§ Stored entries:

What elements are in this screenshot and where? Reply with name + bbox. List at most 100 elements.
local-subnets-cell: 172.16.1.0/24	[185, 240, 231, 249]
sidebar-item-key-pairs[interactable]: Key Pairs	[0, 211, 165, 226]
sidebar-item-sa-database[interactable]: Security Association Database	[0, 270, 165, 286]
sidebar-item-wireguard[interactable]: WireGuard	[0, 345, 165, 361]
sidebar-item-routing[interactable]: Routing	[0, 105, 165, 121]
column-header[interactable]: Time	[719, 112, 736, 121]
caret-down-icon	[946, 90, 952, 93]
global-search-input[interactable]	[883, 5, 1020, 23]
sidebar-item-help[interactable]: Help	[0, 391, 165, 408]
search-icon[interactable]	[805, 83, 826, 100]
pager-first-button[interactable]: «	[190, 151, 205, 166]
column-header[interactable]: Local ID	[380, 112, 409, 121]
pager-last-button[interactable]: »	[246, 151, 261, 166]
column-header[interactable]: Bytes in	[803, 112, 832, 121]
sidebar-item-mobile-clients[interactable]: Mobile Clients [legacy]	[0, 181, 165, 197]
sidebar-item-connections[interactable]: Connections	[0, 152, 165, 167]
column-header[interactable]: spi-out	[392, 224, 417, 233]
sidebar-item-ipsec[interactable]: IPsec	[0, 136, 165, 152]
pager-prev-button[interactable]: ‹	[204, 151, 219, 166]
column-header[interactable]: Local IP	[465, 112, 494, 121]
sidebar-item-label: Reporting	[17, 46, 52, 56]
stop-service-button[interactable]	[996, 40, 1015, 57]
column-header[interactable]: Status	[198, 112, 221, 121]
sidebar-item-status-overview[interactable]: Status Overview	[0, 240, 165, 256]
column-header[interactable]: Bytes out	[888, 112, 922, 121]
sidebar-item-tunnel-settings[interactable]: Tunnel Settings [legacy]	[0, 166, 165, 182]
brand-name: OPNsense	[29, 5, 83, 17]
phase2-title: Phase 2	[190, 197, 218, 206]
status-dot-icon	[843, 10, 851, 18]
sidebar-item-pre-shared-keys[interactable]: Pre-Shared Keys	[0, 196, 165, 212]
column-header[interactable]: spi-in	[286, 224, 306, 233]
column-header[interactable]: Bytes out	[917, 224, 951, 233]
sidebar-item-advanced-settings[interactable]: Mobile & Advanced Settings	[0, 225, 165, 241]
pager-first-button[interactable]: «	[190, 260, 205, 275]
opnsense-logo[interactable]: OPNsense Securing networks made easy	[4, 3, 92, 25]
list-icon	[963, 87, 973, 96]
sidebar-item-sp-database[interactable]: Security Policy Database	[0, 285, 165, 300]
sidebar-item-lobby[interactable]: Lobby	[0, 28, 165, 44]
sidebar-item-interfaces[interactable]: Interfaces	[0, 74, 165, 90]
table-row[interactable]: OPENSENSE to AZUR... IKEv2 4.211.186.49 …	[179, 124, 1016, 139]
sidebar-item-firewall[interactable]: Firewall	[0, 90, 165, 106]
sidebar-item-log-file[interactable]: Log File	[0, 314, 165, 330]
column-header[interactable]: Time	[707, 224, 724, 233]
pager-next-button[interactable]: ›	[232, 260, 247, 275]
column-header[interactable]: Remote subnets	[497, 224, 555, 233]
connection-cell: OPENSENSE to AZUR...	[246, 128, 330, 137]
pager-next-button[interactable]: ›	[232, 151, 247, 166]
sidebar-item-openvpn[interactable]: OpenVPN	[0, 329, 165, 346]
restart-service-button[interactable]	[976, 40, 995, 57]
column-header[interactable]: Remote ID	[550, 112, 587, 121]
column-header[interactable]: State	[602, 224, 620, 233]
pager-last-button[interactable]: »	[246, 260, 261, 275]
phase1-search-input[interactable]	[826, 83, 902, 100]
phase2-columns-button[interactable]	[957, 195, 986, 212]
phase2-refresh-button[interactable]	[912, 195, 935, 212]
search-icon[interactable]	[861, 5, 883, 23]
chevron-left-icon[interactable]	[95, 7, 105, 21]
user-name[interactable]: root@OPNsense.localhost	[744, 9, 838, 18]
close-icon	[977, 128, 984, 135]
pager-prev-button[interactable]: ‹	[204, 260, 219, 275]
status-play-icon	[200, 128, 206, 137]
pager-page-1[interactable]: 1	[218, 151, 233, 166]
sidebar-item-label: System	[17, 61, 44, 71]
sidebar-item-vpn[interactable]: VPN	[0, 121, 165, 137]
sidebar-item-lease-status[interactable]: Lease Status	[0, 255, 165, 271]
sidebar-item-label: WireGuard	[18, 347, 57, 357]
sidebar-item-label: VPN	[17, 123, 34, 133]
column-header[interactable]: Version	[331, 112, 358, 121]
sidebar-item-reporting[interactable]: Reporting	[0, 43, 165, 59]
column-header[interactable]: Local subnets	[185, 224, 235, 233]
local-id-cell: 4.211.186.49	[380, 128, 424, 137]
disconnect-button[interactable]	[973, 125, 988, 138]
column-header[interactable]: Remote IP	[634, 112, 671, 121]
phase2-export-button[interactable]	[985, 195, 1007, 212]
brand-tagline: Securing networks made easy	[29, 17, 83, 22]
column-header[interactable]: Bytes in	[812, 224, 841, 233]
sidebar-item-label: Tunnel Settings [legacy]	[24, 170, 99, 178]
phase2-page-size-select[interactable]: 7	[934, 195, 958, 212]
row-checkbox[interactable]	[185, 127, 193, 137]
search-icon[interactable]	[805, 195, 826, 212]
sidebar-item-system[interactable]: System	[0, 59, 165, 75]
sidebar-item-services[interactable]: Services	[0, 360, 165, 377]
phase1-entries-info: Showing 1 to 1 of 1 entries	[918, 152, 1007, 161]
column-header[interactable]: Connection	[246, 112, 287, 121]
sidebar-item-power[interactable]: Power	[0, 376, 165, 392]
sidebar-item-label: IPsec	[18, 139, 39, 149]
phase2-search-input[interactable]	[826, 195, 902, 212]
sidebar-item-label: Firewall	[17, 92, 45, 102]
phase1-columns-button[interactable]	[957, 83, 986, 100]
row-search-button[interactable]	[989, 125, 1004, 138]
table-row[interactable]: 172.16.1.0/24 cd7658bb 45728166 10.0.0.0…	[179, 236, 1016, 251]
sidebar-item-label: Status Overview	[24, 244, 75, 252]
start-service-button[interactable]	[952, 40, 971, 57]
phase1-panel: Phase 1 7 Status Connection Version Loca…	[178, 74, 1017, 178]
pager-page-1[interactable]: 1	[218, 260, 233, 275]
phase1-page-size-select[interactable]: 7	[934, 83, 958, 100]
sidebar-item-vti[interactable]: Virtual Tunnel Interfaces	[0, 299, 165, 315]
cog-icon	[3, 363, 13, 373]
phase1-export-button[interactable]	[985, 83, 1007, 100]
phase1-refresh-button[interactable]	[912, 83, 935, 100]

§ Exercise: Copy the data word for word, from its first line through the line that contains "sidebar-item-tunnel-settings[interactable]: Tunnel Settings", including that line.

§ Finished task:
What elements are in this screenshot and where? Reply with name + bbox. List at most 100 elements.
local-subnets-cell: 172.16.1.0/24	[185, 240, 231, 249]
sidebar-item-key-pairs[interactable]: Key Pairs	[0, 211, 165, 226]
sidebar-item-sa-database[interactable]: Security Association Database	[0, 270, 165, 286]
sidebar-item-wireguard[interactable]: WireGuard	[0, 345, 165, 361]
sidebar-item-routing[interactable]: Routing	[0, 105, 165, 121]
column-header[interactable]: Time	[719, 112, 736, 121]
caret-down-icon	[946, 90, 952, 93]
global-search-input[interactable]	[883, 5, 1020, 23]
sidebar-item-help[interactable]: Help	[0, 391, 165, 408]
search-icon[interactable]	[805, 83, 826, 100]
pager-first-button[interactable]: «	[190, 151, 205, 166]
column-header[interactable]: Local ID	[380, 112, 409, 121]
pager-last-button[interactable]: »	[246, 151, 261, 166]
column-header[interactable]: Bytes in	[803, 112, 832, 121]
sidebar-item-mobile-clients[interactable]: Mobile Clients [legacy]	[0, 181, 165, 197]
sidebar-item-connections[interactable]: Connections	[0, 152, 165, 167]
column-header[interactable]: spi-out	[392, 224, 417, 233]
sidebar-item-ipsec[interactable]: IPsec	[0, 136, 165, 152]
pager-prev-button[interactable]: ‹	[204, 151, 219, 166]
column-header[interactable]: Local IP	[465, 112, 494, 121]
sidebar-item-label: Reporting	[17, 46, 52, 56]
stop-service-button[interactable]	[996, 40, 1015, 57]
column-header[interactable]: Status	[198, 112, 221, 121]
sidebar-item-status-overview[interactable]: Status Overview	[0, 240, 165, 256]
column-header[interactable]: Bytes out	[888, 112, 922, 121]
sidebar-item-tunnel-settings[interactable]: Tunnel Settings [legacy]	[0, 166, 165, 182]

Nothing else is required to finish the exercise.